◆ DATA PROVIDED ◆
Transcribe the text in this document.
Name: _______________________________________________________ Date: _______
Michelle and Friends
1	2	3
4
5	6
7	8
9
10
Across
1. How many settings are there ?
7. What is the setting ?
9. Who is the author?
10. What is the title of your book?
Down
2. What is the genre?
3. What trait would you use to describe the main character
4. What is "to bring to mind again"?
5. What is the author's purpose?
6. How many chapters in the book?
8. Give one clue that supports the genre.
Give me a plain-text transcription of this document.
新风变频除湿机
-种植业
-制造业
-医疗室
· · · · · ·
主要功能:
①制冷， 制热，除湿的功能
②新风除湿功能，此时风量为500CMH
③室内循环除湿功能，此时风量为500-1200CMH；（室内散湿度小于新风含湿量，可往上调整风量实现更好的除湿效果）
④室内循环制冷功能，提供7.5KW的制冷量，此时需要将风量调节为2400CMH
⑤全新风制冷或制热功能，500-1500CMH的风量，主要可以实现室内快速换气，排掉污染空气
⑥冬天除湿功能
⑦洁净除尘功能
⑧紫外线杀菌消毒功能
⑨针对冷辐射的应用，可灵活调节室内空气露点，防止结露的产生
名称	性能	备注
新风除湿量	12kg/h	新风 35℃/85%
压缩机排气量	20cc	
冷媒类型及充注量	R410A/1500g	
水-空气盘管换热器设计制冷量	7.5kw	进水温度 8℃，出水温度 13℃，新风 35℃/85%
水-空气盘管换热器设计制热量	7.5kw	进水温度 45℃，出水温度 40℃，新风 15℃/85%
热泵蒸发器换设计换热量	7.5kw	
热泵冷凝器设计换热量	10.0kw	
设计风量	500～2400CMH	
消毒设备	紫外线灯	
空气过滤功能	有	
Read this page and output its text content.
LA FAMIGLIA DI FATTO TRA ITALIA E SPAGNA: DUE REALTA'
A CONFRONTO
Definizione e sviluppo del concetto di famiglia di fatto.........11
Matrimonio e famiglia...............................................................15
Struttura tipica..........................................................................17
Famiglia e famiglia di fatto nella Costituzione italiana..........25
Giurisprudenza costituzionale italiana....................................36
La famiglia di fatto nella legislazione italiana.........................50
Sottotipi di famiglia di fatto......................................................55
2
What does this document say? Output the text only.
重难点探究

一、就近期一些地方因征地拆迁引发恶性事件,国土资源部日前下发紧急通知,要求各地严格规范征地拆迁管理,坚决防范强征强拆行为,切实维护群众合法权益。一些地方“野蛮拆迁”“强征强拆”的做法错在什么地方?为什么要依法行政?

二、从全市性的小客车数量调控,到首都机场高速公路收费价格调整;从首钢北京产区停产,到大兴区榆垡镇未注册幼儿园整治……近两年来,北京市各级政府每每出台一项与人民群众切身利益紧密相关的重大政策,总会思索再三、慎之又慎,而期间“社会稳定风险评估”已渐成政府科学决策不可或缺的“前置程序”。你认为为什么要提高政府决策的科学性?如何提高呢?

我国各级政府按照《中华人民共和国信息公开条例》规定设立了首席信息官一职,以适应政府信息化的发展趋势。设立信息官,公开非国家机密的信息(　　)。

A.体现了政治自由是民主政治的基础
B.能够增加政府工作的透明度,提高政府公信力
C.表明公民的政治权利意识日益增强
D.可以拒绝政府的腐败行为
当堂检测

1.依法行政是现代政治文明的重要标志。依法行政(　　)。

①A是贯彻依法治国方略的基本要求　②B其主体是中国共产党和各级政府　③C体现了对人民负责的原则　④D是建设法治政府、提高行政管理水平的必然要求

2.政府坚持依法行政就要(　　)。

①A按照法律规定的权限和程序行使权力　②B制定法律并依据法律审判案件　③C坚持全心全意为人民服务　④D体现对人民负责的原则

◆ GOAL OF THE EXERCISE ◆
Copy out every entry again, exactly as it was given.

◆ TASK OUTPUT ◆
Transcribe the text in this document.
Name: _______________________________________________________ Date: _______
Michelle and Friends
1	2	3
4
5	6
7	8
9
10
Across
1. How many settings are there ?
7. What is the setting ?
9. Who is the author?
10. What is the title of your book?
Down
2. What is the genre?
3. What trait would you use to describe the main character
4. What is "to bring to mind again"?
5. What is the author's purpose?
6. How many chapters in the book?
8. Give one clue that supports the genre.
Give me a plain-text transcription of this document.
新风变频除湿机
-种植业
-制造业
-医疗室
· · · · · ·
主要功能:
①制冷， 制热，除湿的功能
②新风除湿功能，此时风量为500CMH
③室内循环除湿功能，此时风量为500-1200CMH；（室内散湿度小于新风含湿量，可往上调整风量实现更好的除湿效果）
④室内循环制冷功能，提供7.5KW的制冷量，此时需要将风量调节为2400CMH
⑤全新风制冷或制热功能，500-1500CMH的风量，主要可以实现室内快速换气，排掉污染空气
⑥冬天除湿功能
⑦洁净除尘功能
⑧紫外线杀菌消毒功能
⑨针对冷辐射的应用，可灵活调节室内空气露点，防止结露的产生
名称	性能	备注
新风除湿量	12kg/h	新风 35℃/85%
压缩机排气量	20cc	
冷媒类型及充注量	R410A/1500g	
水-空气盘管换热器设计制冷量	7.5kw	进水温度 8℃，出水温度 13℃，新风 35℃/85%
水-空气盘管换热器设计制热量	7.5kw	进水温度 45℃，出水温度 40℃，新风 15℃/85%
热泵蒸发器换设计换热量	7.5kw	
热泵冷凝器设计换热量	10.0kw	
设计风量	500～2400CMH	
消毒设备	紫外线灯	
空气过滤功能	有	
Read this page and output its text content.
LA FAMIGLIA DI FATTO TRA ITALIA E SPAGNA: DUE REALTA'
A CONFRONTO
Definizione e sviluppo del concetto di famiglia di fatto.........11
Matrimonio e famiglia...............................................................15
Struttura tipica..........................................................................17
Famiglia e famiglia di fatto nella Costituzione italiana..........25
Giurisprudenza costituzionale italiana....................................36
La famiglia di fatto nella legislazione italiana.........................50
Sottotipi di famiglia di fatto......................................................55
2
What does this document say? Output the text only.
重难点探究

一、就近期一些地方因征地拆迁引发恶性事件,国土资源部日前下发紧急通知,要求各地严格规范征地拆迁管理,坚决防范强征强拆行为,切实维护群众合法权益。一些地方“野蛮拆迁”“强征强拆”的做法错在什么地方?为什么要依法行政?

二、从全市性的小客车数量调控,到首都机场高速公路收费价格调整;从首钢北京产区停产,到大兴区榆垡镇未注册幼儿园整治……近两年来,北京市各级政府每每出台一项与人民群众切身利益紧密相关的重大政策,总会思索再三、慎之又慎,而期间“社会稳定风险评估”已渐成政府科学决策不可或缺的“前置程序”。你认为为什么要提高政府决策的科学性?如何提高呢?

我国各级政府按照《中华人民共和国信息公开条例》规定设立了首席信息官一职,以适应政府信息化的发展趋势。设立信息官,公开非国家机密的信息(　　)。

A.体现了政治自由是民主政治的基础
B.能够增加政府工作的透明度,提高政府公信力
C.表明公民的政治权利意识日益增强
D.可以拒绝政府的腐败行为
当堂检测

1.依法行政是现代政治文明的重要标志。依法行政(　　)。

①A是贯彻依法治国方略的基本要求　②B其主体是中国共产党和各级政府　③C体现了对人民负责的原则　④D是建设法治政府、提高行政管理水平的必然要求

2.政府坚持依法行政就要(　　)。

①A按照法律规定的权限和程序行使权力　②B制定法律并依据法律审判案件　③C坚持全心全意为人民服务　④D体现对人民负责的原则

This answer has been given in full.